**Goal of the exercise:** Using the data below, copy each line that includes the word "الرواة".

**Stored rows:**

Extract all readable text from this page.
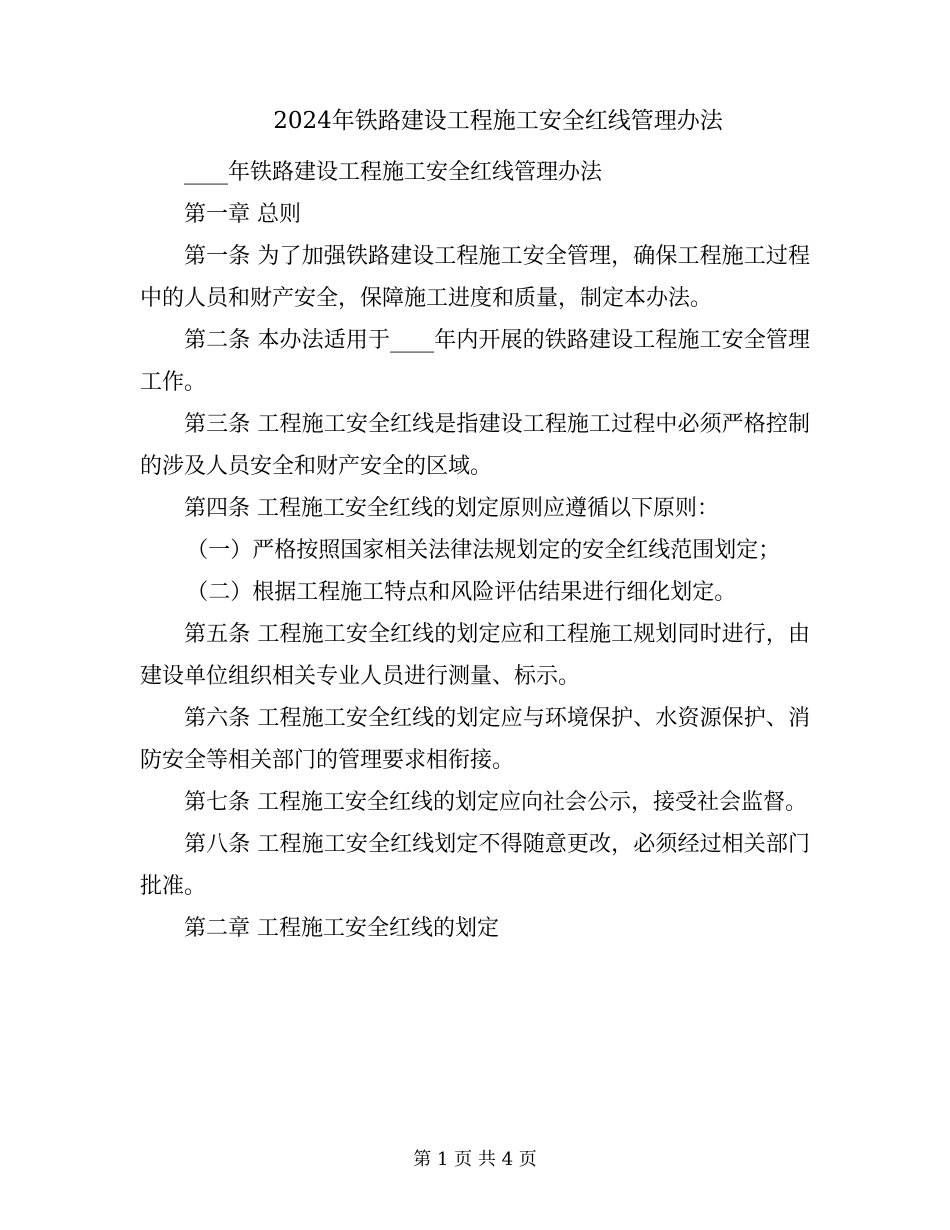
2024年铁路建设工程施工安全红线管理办法

____年铁路建设工程施工安全红线管理办法

第一章 总则

第一条 为了加强铁路建设工程施工安全管理，确保工程施工过程中的人员和财产安全，保障施工进度和质量，制定本办法。

第二条 本办法适用于____年内开展的铁路建设工程施工安全管理工作。

第三条 工程施工安全红线是指建设工程施工过程中必须严格控制的涉及人员安全和财产安全的区域。

第四条 工程施工安全红线的划定原则应遵循以下原则：

（一）严格按照国家相关法律法规划定的安全红线范围划定；

（二）根据工程施工特点和风险评估结果进行细化划定。

第五条 工程施工安全红线的划定应和工程施工规划同时进行，由建设单位组织相关专业人员进行测量、标示。

第六条 工程施工安全红线的划定应与环境保护、水资源保护、消防安全等相关部门的管理要求相衔接。

第七条 工程施工安全红线的划定应向社会公示，接受社会监督。

第八条 工程施工安全红线划定不得随意更改，必须经过相关部门批准。

第二章 工程施工安全红线的划定

第 1 页 共 4 页
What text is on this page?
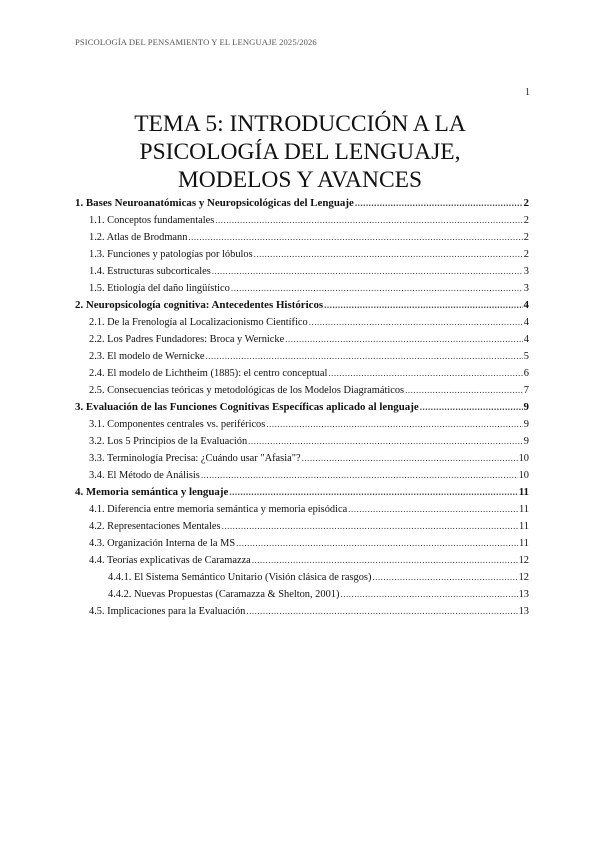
PSICOLOGÍA DEL PENSAMIENTO Y EL LENGUAJE 2025/2026
1
TEMA 5: INTRODUCCIÓN A LA
PSICOLOGÍA DEL LENGUAJE,
MODELOS Y AVANCES
1. Bases Neuroanatómicas y Neuropsicológicas del Lenguaje .....	2
1.1. Conceptos fundamentales .....	2
1.2. Atlas de Brodmann .....	2
1.3. Funciones y patologías por lóbulos .....	2
1.4. Estructuras subcorticales .....	3
1.5. Etiología del daño lingüístico .....	3
2. Neuropsicología cognitiva: Antecedentes Históricos .....	4
2.1. De la Frenología al Localizacionismo Científico .....	4
2.2. Los Padres Fundadores: Broca y Wernicke .....	4
2.3. El modelo de Wernicke .....	5
2.4. El modelo de Lichtheim (1885): el centro conceptual .....	6
2.5. Consecuencias teóricas y metodológicas de los Modelos Diagramáticos .....	7
3. Evaluación de las Funciones Cognitivas Específicas aplicado al lenguaje .....	9
3.1. Componentes centrales vs. periféricos .....	9
3.2. Los 5 Principios de la Evaluación .....	9
3.3. Terminología Precisa: ¿Cuándo usar "Afasia"? .....	10
3.4. El Método de Análisis .....	10
4. Memoria semántica y lenguaje .....	11
4.1. Diferencia entre memoria semántica y memoria episódica .....	11
4.2. Representaciones Mentales .....	11
4.3. Organización Interna de la MS .....	11
4.4. Teorías explicativas de Caramazza .....	12
4.4.1. El Sistema Semántico Unitario (Visión clásica de rasgos) .....	12
4.4.2. Nuevas Propuestas (Caramazza & Shelton, 2001) .....	13
4.5. Implicaciones para la Evaluación .....	13
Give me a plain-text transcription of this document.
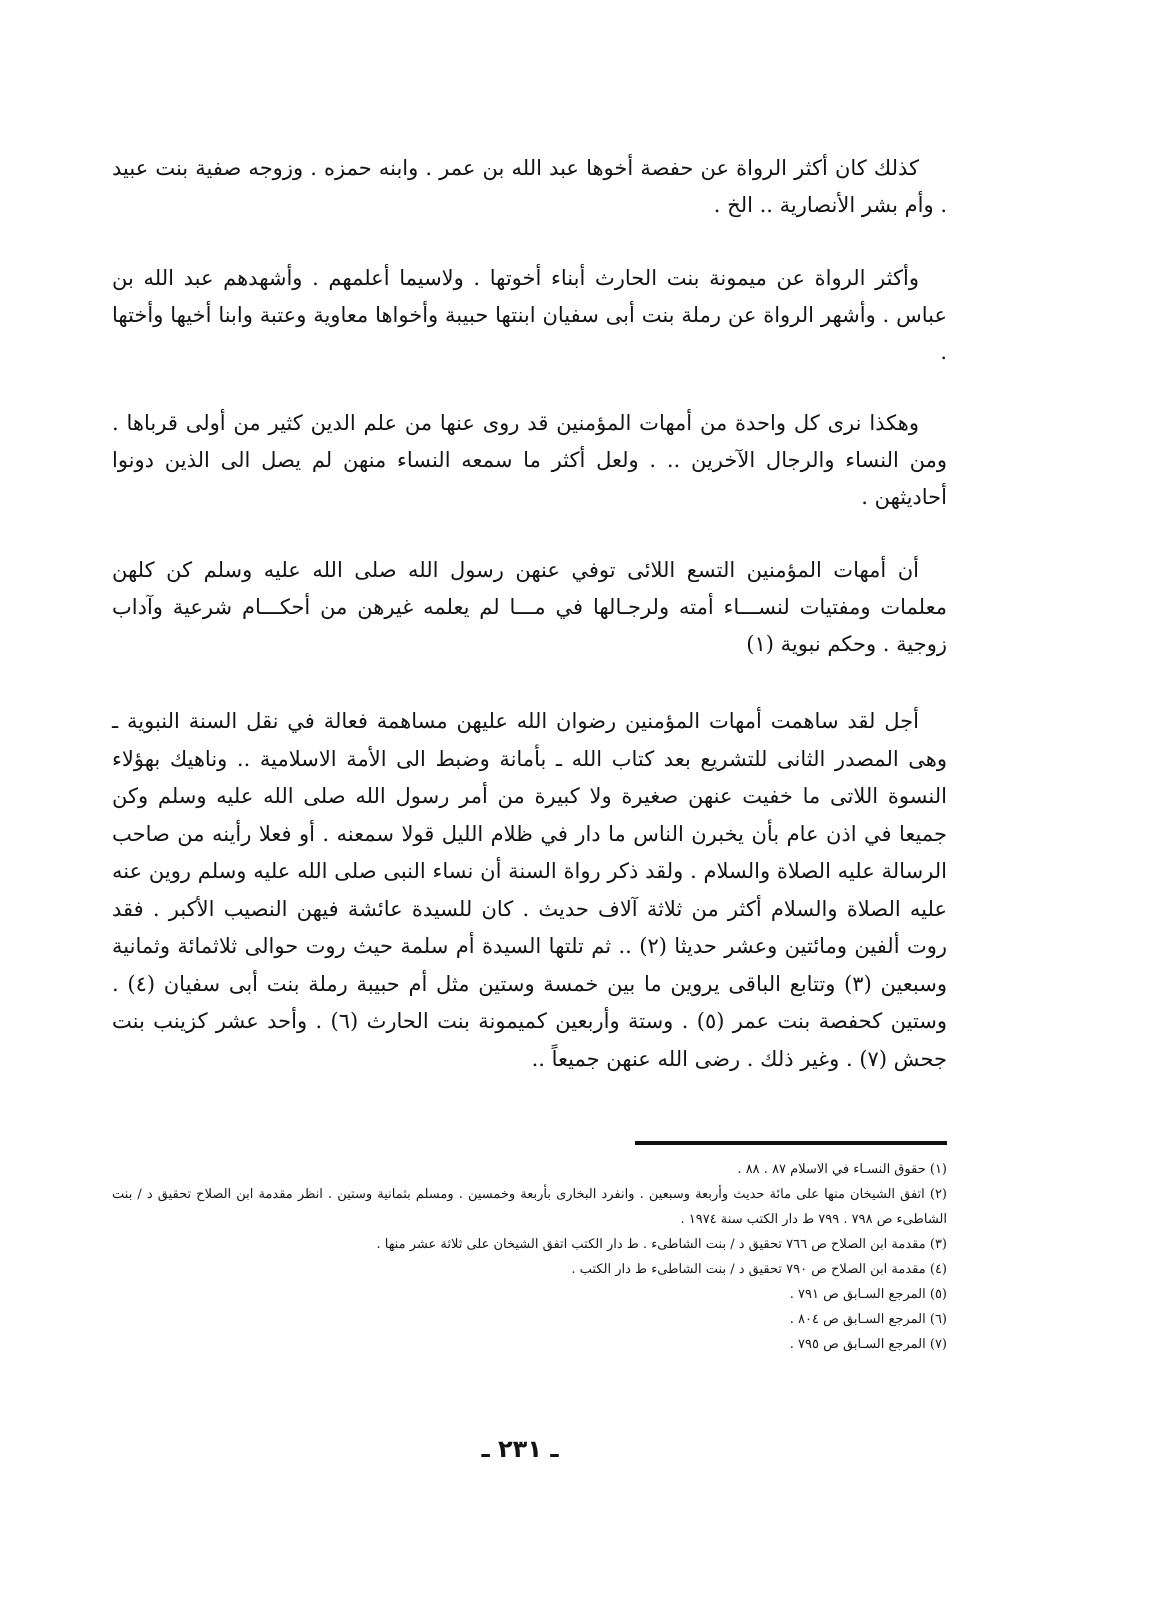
كذلك كان أكثر الرواة عن حفصة أخوها عبد الله بن عمر . وابنه حمزه . وزوجه صفية بنت عبيد . وأم بشر الأنصارية .. الخ .

وأكثر الرواة عن ميمونة بنت الحارث أبناء أخوتها . ولاسيما أعلمهم . وأشهدهم عبد الله بن عباس . وأشهر الرواة عن رملة بنت أبى سفيان ابنتها حبيبة وأخواها معاوية وعتبة وابنا أخيها وأختها .

وهكذا نرى كل واحدة من أمهات المؤمنين قد روى عنها من علم الدين كثير من أولى قرباها . ومن النساء والرجال الآخرين .. . ولعل أكثر ما سمعه النساء منهن لم يصل الى الذين دونوا أحاديثهن .

أن أمهات المؤمنين التسع اللائى توفي عنهن رسول الله صلى الله عليه وسلم كن كلهن معلمات ومفتيات لنســـاء أمته ولرجـالها في مـــا لم يعلمه غيرهن من أحكـــام شرعية وآداب زوجية . وحكم نبوية (١)

أجل لقد ساهمت أمهات المؤمنين رضوان الله عليهن مساهمة فعالة في نقل السنة النبوية ـ وهى المصدر الثانى للتشريع بعد كتاب الله ـ بأمانة وضبط الى الأمة الاسلامية .. وناهيك بهؤلاء النسوة اللاتى ما خفيت عنهن صغيرة ولا كبيرة من أمر رسول الله صلى الله عليه وسلم وكن جميعا في اذن عام بأن يخبرن الناس ما دار في ظلام الليل قولا سمعنه . أو فعلا رأينه من صاحب الرسالة عليه الصلاة والسلام . ولقد ذكر رواة السنة أن نساء النبى صلى الله عليه وسلم روين عنه عليه الصلاة والسلام أكثر من ثلاثة آلاف حديث . كان للسيدة عائشة فيهن النصيب الأكبر . فقد روت ألفين ومائتين وعشر حديثا (٢) .. ثم تلتها السيدة أم سلمة حيث روت حوالى ثلاثمائة وثمانية وسبعين (٣) وتتابع الباقى يروين ما بين خمسة وستين مثل أم حبيبة رملة بنت أبى سفيان (٤) . وستين كحفصة بنت عمر (٥) . وستة وأربعين كميمونة بنت الحارث (٦) . وأحد عشر كزينب بنت جحش (٧) . وغير ذلك . رضى الله عنهن جميعاً ..

(١) حقوق النسـاء في الاسلام ٨٧ . ٨٨ .
(٢) اتفق الشيخان منها على مائة حديث وأربعة وسبعين . وانفرد البخارى بأربعة وخمسين . ومسلم بثمانية وستين . انظر مقدمة ابن الصلاح تحقيق د / بنت الشاطىء ص ٧٩٨ . ٧٩٩ ط دار الكتب سنة ١٩٧٤ .
(٣) مقدمة ابن الصلاح ص ٧٦٦ تحقيق د / بنت الشاطىء . ط دار الكتب اتفق الشيخان على ثلاثة عشر منها .
(٤) مقدمة ابن الصلاح ص ٧٩٠ تحقيق د / بنت الشاطىء ط دار الكتب .
(٥) المرجع السـابق ص ٧٩١ .
(٦) المرجع السـابق ص ٨٠٤ .
(٧) المرجع السـابق ص ٧٩٥ .
ـ ٢٣١ ـ
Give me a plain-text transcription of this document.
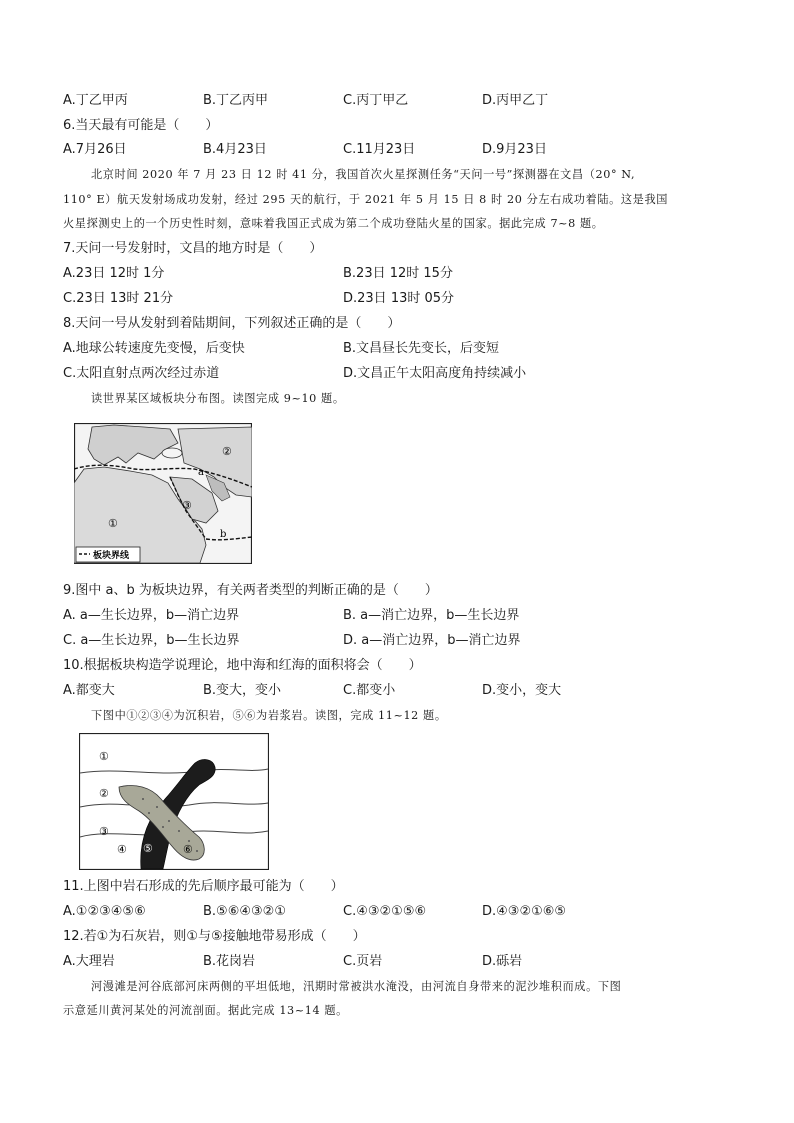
A.丁乙甲丙	B.丁乙丙甲	C.丙丁甲乙	D.丙甲乙丁
6.当天最有可能是（　　）
A.7月26日	B.4月23日	C.11月23日	D.9月23日
北京时间 2020 年 7 月 23 日 12 时 41 分，我国首次火星探测任务“天问一号”探测器在文昌（20° N,
110° E）航天发射场成功发射，经过 295 天的航行，于 2021 年 5 月 15 日 8 时 20 分左右成功着陆。这是我国
火星探测史上的一个历史性时刻，意味着我国正式成为第二个成功登陆火星的国家。据此完成 7~8 题。
7.天问一号发射时，文昌的地方时是（　　）
A.23日 12时 1分	B.23日 12时 15分
C.23日 13时 21分	D.23日 13时 05分
8.天问一号从发射到着陆期间，下列叙述正确的是（　　）
A.地球公转速度先变慢，后变快	B.文昌昼长先变长，后变短
C.太阳直射点两次经过赤道	D.文昌正午太阳高度角持续减小
读世界某区域板块分布图。读图完成 9~10 题。
②
a
③
①
b
板块界线
9.图中 a、b 为板块边界，有关两者类型的判断正确的是（　　）
A. a—生长边界，b—消亡边界	B. a—消亡边界，b—生长边界
C. a—生长边界，b—生长边界	D. a—消亡边界，b—消亡边界
10.根据板块构造学说理论，地中海和红海的面积将会（　　）
A.都变大	B.变大，变小	C.都变小	D.变小，变大
下图中①②③④为沉积岩，⑤⑥为岩浆岩。读图，完成 11~12 题。
①
②
③
④ ⑤	⑥
11.上图中岩石形成的先后顺序最可能为（　　）
A.①②③④⑤⑥	B.⑤⑥④③②①	C.④③②①⑤⑥	D.④③②①⑥⑤
12.若①为石灰岩，则①与⑤接触地带易形成（　　）
A.大理岩	B.花岗岩	C.页岩	D.砾岩
河漫滩是河谷底部河床两侧的平坦低地，汛期时常被洪水淹没，由河流自身带来的泥沙堆积而成。下图
示意延川黄河某处的河流剖面。据此完成 13~14 题。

**Exercise result:**
كذلك كان أكثر الرواة عن حفصة أخوها عبد الله بن عمر . وابنه حمزه . وزوجه صفية بنت عبيد . وأم بشر الأنصارية .. الخ .
وأكثر الرواة عن ميمونة بنت الحارث أبناء أخوتها . ولاسيما أعلمهم . وأشهدهم عبد الله بن عباس . وأشهر الرواة عن رملة بنت أبى سفيان ابنتها حبيبة وأخواها معاوية وعتبة وابنا أخيها وأختها .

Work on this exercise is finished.